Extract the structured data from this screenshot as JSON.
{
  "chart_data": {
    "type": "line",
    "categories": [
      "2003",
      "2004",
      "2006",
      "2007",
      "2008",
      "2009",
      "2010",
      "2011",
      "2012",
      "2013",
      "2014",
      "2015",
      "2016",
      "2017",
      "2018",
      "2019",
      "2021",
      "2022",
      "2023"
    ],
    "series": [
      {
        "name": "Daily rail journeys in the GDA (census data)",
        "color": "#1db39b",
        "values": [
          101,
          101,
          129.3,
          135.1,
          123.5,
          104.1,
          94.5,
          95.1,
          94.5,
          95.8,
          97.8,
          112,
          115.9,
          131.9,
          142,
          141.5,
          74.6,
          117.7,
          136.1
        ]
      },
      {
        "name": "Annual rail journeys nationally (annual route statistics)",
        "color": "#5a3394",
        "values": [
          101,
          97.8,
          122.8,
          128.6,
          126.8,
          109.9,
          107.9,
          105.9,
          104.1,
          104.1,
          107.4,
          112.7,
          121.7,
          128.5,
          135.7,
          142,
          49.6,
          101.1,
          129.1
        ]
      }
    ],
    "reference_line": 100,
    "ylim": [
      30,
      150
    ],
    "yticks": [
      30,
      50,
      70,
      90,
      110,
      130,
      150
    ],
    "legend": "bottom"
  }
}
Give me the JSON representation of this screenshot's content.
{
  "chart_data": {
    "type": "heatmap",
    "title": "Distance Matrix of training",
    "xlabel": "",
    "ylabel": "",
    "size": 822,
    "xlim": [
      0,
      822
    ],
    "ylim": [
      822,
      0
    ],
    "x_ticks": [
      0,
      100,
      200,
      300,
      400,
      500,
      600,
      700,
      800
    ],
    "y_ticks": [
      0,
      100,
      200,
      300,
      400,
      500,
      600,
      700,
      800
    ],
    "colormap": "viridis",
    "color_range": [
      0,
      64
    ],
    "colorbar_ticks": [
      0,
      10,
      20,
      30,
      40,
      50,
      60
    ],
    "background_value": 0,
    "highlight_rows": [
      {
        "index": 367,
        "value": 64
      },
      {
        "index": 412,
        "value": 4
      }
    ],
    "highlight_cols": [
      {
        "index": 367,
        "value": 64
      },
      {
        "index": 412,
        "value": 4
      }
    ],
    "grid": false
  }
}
******************************
■ Task objective ■
In the records above, locate each line with the word "this". Copy all such lines.

■ Output of the exercise ■
Extract the structured data from this screenshot as JSON.
Give me the JSON representation of this screenshot's content.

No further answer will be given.